Given data:

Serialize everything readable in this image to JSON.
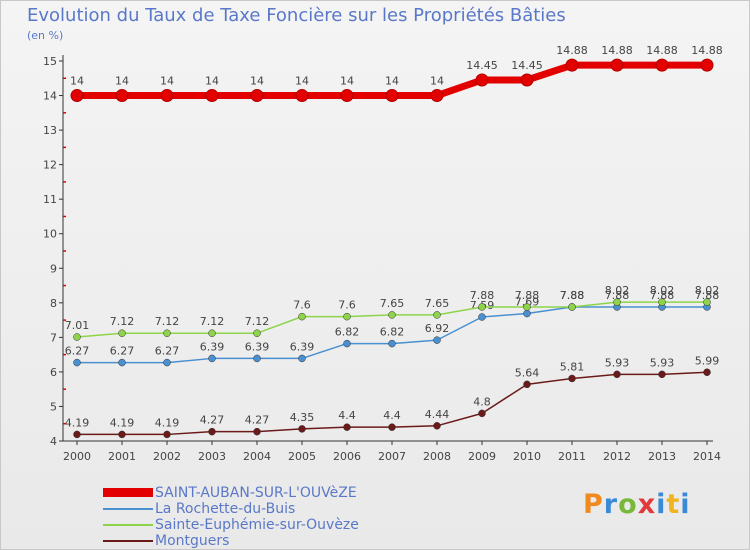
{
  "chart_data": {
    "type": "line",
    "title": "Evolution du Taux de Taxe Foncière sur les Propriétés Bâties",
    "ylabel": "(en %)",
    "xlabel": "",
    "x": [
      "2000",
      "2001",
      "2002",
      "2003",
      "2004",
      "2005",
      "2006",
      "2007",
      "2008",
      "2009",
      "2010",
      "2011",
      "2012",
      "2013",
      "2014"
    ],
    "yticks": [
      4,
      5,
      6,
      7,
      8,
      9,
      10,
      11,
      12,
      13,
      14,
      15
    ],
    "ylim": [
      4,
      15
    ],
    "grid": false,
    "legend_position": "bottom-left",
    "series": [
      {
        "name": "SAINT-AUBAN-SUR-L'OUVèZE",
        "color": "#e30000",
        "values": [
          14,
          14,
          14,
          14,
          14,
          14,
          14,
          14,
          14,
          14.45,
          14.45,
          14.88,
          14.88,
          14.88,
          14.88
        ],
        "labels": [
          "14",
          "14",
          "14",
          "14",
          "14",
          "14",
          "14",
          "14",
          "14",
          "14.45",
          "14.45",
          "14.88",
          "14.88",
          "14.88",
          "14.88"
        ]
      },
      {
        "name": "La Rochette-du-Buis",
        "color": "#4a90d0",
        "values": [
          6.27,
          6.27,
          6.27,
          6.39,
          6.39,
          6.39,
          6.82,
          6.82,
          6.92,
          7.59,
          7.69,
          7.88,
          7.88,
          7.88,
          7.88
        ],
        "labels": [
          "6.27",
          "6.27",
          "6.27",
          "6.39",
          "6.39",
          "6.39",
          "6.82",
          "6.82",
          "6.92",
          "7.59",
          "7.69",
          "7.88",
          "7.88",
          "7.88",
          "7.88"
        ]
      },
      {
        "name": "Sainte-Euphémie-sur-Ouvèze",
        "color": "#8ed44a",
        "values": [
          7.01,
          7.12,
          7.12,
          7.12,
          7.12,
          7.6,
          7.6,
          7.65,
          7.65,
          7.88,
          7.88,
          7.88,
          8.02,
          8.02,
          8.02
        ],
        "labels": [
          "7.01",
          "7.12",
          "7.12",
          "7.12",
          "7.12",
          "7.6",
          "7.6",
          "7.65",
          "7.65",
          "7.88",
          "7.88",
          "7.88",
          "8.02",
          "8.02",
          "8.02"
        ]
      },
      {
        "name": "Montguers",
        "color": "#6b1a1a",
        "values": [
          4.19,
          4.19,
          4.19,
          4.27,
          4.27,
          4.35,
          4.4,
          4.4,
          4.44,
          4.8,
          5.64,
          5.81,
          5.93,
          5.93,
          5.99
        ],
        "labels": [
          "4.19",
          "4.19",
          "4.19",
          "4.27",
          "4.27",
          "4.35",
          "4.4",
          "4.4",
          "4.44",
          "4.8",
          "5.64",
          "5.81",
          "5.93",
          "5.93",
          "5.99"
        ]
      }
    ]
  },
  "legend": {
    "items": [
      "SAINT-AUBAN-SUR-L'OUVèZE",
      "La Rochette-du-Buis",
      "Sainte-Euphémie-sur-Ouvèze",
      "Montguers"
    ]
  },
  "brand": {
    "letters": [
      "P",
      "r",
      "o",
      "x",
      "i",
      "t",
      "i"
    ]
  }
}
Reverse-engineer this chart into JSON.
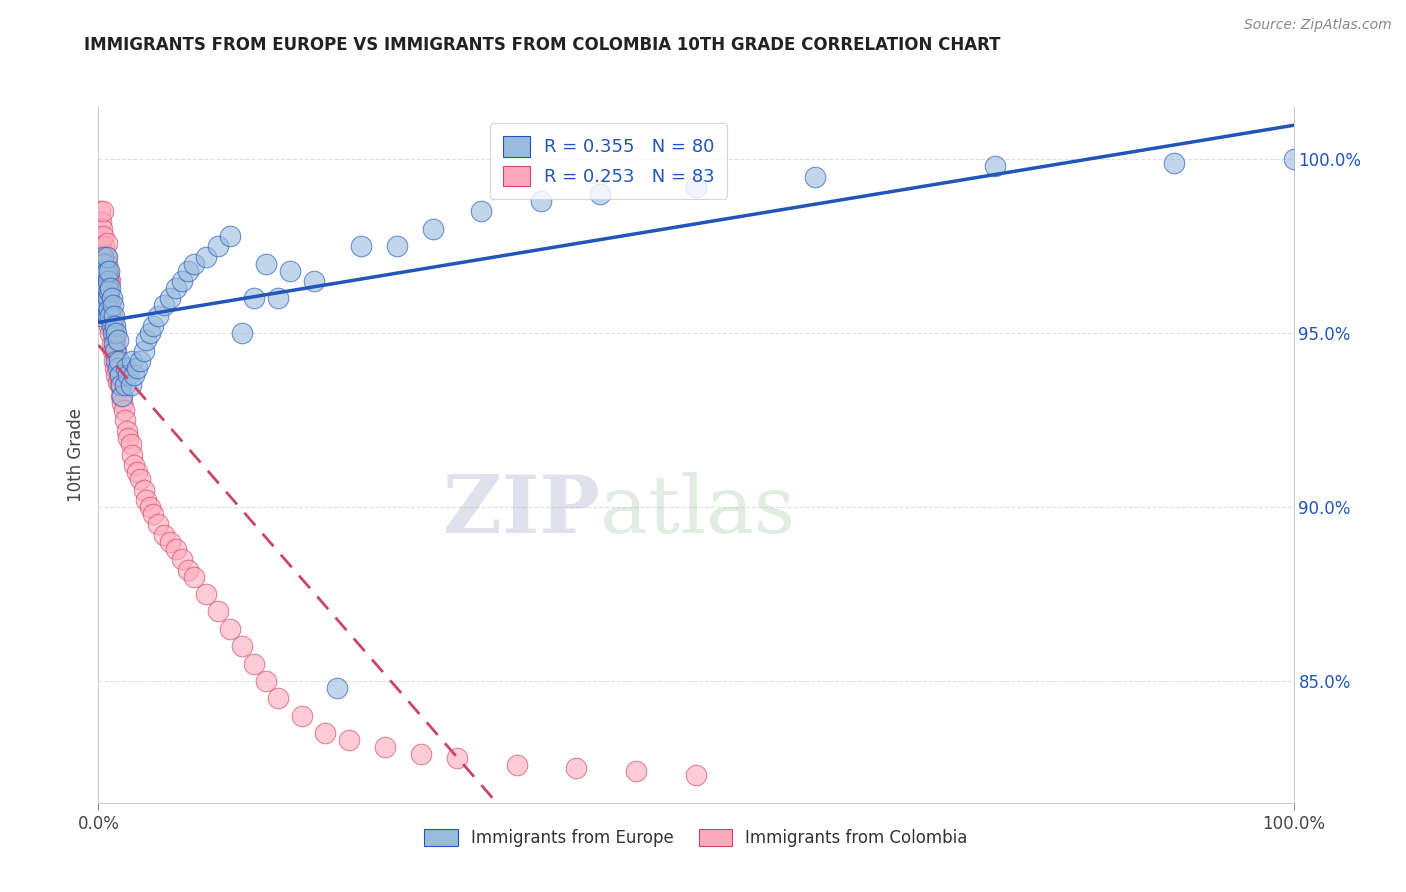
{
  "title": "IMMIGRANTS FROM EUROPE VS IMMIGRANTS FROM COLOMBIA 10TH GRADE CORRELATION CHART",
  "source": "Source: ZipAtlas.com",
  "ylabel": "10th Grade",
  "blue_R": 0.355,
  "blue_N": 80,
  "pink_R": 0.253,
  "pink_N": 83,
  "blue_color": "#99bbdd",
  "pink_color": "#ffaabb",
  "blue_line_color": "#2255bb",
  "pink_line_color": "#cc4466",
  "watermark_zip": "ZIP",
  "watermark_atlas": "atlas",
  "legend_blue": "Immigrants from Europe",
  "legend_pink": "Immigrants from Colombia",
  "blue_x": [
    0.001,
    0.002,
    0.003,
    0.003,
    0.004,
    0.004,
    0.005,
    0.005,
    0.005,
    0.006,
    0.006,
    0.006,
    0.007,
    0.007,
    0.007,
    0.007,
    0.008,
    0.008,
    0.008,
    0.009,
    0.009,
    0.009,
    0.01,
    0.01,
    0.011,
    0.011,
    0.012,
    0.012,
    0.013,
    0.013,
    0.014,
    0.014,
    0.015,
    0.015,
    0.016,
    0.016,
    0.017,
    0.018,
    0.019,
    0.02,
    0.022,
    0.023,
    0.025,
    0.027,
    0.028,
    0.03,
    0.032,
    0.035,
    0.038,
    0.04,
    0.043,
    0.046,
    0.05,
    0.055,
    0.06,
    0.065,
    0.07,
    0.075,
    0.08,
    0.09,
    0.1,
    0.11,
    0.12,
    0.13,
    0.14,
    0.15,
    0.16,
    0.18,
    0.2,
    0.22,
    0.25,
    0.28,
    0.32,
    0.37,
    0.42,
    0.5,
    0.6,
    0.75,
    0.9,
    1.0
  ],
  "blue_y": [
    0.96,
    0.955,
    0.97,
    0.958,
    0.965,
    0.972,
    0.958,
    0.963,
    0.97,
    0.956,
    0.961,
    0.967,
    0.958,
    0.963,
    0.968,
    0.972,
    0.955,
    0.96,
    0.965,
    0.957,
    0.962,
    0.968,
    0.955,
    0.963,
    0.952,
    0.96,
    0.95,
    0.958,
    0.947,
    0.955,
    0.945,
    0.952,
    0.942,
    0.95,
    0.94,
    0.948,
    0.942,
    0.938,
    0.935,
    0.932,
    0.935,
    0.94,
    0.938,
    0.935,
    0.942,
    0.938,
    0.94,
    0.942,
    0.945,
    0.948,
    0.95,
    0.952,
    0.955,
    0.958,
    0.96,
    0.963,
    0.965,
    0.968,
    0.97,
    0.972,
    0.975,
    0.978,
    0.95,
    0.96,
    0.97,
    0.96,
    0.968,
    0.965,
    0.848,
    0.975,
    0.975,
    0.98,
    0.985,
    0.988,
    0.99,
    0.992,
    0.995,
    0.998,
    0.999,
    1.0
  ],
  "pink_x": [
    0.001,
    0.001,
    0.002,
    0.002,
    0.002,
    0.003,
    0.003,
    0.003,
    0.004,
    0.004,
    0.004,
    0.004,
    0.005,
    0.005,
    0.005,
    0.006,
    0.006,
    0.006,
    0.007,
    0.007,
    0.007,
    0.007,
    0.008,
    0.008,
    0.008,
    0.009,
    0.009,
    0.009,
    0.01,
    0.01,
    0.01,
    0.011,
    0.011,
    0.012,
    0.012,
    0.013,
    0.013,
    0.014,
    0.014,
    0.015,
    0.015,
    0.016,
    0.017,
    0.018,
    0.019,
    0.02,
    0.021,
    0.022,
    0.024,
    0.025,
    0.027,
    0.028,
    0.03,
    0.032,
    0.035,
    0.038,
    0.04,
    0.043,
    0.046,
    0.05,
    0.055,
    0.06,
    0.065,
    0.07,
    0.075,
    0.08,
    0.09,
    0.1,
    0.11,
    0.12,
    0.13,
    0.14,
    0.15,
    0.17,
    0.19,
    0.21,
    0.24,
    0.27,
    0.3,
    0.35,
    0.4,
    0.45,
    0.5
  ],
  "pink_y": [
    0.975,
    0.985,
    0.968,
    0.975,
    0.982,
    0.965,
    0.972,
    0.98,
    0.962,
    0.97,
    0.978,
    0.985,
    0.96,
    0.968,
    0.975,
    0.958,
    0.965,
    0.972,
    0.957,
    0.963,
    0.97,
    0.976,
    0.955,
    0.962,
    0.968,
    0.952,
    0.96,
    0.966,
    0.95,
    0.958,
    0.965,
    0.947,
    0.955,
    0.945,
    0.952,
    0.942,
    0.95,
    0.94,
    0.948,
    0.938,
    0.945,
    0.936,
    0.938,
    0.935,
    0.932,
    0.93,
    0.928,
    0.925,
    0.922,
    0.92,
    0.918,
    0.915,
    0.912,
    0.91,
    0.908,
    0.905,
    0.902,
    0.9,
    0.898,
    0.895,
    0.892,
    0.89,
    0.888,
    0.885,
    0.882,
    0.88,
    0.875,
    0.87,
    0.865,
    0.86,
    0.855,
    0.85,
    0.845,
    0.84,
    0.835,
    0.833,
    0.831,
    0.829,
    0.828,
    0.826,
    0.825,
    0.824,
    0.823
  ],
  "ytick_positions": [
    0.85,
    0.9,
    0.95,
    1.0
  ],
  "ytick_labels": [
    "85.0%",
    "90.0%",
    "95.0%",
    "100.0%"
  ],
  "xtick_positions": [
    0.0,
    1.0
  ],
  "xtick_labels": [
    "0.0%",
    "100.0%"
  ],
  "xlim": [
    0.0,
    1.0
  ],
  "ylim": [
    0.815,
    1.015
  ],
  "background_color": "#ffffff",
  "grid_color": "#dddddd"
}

Problem: Extract every line containing the string "Sainte" from the material.

Finished task:
        "name": "Sainte-Euphémie-sur-Ouvèze",
      "Sainte-Euphémie-sur-Ouvèze",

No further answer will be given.